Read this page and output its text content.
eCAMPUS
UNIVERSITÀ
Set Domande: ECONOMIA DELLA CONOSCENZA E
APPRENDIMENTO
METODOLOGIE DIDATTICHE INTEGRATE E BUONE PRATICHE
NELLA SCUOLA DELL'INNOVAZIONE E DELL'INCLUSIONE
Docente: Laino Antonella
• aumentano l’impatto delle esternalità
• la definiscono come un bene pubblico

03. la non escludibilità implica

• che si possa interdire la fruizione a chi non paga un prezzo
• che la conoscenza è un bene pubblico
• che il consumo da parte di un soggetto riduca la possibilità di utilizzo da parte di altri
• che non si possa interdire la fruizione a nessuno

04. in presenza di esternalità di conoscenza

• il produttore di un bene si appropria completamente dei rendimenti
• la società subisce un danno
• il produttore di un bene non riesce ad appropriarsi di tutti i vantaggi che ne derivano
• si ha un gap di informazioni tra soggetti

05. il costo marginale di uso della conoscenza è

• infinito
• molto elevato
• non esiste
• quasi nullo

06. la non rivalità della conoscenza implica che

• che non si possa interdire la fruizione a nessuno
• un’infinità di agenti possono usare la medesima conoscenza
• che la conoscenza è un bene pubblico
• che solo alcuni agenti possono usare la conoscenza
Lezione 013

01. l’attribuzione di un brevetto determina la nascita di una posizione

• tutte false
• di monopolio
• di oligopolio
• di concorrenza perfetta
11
::::
*TASK*.
Find all lines holding the string "possono" and copy them.

*EXERCISE OUTPUT*.
• un’infinità di agenti possono usare la medesima conoscenza
• che solo alcuni agenti possono usare la conoscenza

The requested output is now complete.